**What to produce:** In the entries that follow, find the word "this" and report each line it is on.

Data tied to figure images
▬▬▬▬▬▬▬▬▬▬

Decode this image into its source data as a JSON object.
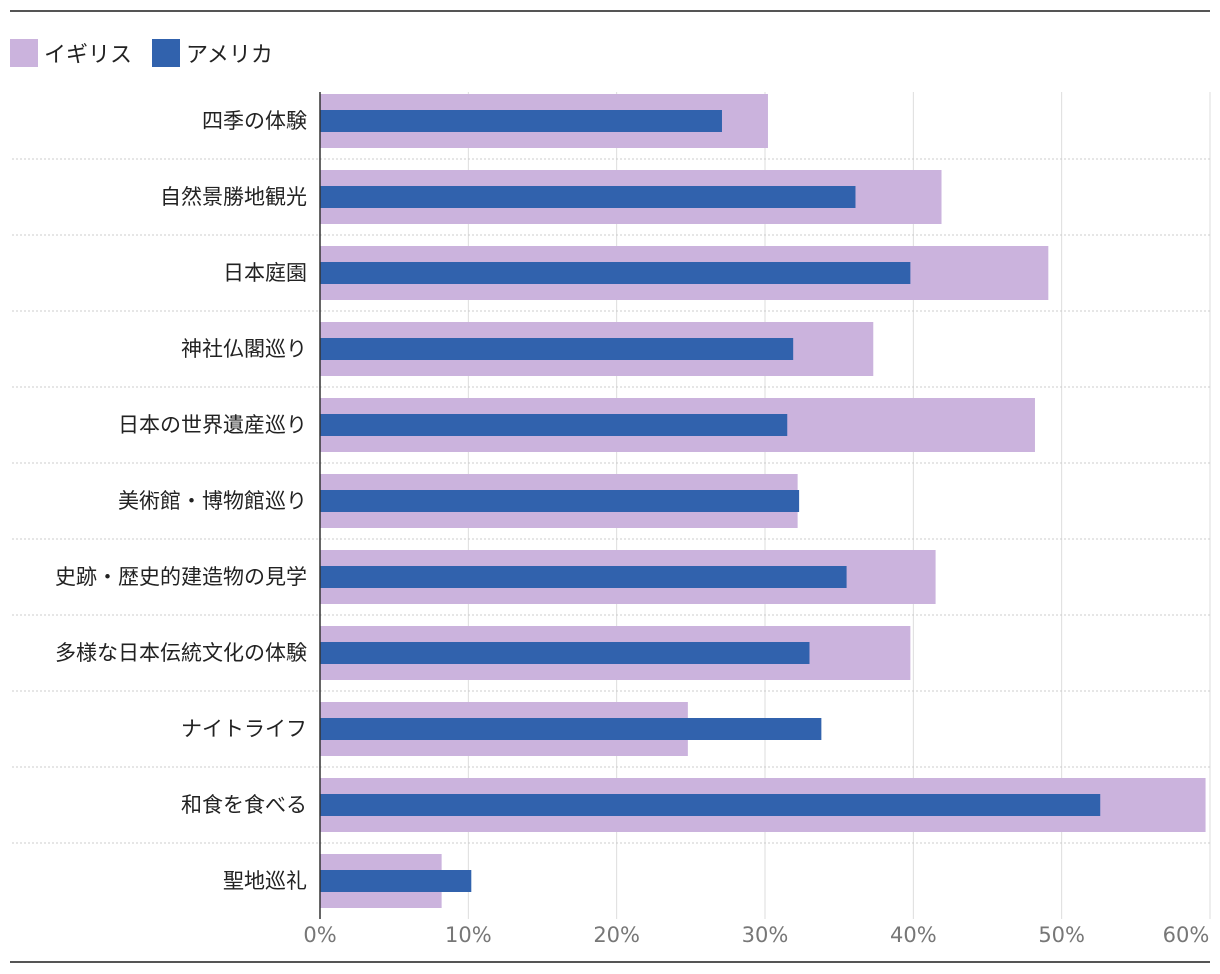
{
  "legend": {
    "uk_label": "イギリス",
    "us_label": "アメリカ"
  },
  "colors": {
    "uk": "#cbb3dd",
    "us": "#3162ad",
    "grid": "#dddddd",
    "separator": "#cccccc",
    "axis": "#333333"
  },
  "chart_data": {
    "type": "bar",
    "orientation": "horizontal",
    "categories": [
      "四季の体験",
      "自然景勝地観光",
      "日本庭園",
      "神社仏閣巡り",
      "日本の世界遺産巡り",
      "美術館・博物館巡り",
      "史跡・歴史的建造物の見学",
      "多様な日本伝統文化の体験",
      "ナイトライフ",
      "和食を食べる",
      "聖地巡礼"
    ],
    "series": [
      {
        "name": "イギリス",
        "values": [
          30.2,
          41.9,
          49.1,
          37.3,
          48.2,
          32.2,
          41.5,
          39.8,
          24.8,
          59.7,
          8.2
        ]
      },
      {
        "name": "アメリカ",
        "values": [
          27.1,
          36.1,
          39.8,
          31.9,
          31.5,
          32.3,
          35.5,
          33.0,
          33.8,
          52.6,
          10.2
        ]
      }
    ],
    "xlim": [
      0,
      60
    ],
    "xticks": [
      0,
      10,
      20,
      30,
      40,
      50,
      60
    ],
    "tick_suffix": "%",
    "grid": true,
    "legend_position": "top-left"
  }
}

▬▬▬▬▬▬▬▬▬▬

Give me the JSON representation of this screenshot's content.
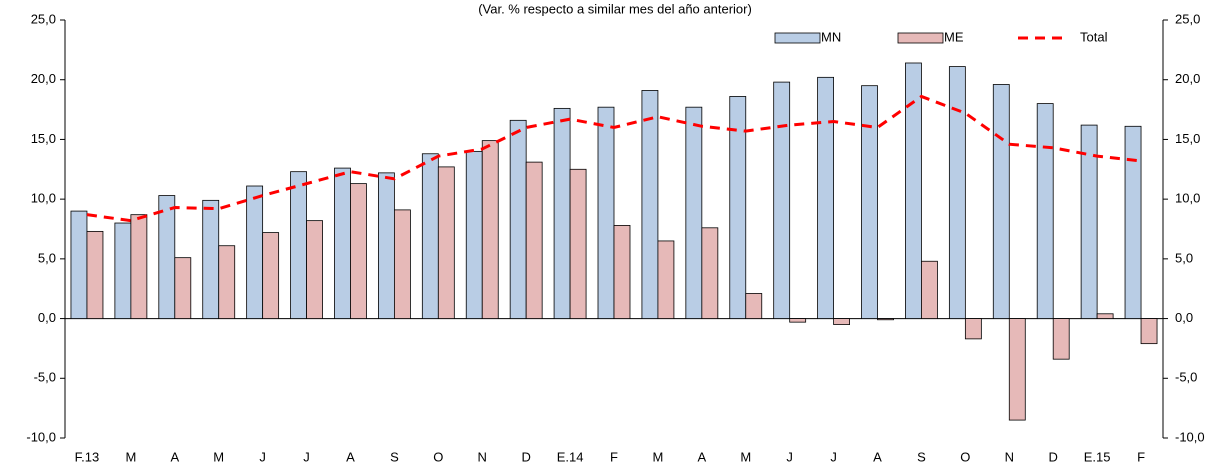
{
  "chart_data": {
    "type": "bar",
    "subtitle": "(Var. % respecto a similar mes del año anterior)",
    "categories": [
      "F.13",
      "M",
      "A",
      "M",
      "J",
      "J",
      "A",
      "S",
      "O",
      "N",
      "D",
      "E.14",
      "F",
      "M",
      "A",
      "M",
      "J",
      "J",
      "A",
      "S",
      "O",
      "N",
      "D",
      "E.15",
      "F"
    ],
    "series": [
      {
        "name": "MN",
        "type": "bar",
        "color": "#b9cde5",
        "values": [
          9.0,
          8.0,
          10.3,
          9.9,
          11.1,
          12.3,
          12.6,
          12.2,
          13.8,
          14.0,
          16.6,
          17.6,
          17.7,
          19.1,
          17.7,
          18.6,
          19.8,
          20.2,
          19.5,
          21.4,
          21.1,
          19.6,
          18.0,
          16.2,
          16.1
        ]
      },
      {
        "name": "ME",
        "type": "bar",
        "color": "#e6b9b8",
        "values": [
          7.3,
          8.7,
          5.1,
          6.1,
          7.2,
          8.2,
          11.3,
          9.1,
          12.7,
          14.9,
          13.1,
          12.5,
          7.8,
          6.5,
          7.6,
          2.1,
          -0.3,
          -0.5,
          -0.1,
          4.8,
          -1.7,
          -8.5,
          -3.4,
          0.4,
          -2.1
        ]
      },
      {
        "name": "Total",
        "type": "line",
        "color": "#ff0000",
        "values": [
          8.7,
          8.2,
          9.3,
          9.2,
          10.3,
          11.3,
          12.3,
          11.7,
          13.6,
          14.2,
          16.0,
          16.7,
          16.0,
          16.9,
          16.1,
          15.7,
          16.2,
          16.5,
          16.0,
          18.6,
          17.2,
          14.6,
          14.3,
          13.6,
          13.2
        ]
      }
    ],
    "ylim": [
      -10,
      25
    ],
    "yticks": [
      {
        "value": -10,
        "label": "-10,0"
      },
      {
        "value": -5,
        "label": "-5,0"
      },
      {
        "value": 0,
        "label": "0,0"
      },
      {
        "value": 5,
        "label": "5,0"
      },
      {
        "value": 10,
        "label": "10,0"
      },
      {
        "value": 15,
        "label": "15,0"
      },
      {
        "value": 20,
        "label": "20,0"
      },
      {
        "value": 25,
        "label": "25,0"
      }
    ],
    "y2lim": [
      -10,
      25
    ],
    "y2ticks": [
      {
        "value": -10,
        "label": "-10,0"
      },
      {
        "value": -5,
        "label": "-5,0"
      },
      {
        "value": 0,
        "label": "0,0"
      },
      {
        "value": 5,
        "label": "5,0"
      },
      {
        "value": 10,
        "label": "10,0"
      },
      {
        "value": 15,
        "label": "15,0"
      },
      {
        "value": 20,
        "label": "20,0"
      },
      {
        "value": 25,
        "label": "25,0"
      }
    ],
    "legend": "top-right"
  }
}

▬▬▬▬▬▬▬▬▬▬

**Correct output:**
Decode this image into its source data as a JSON object.
Give me the JSON representation of this screenshot's content.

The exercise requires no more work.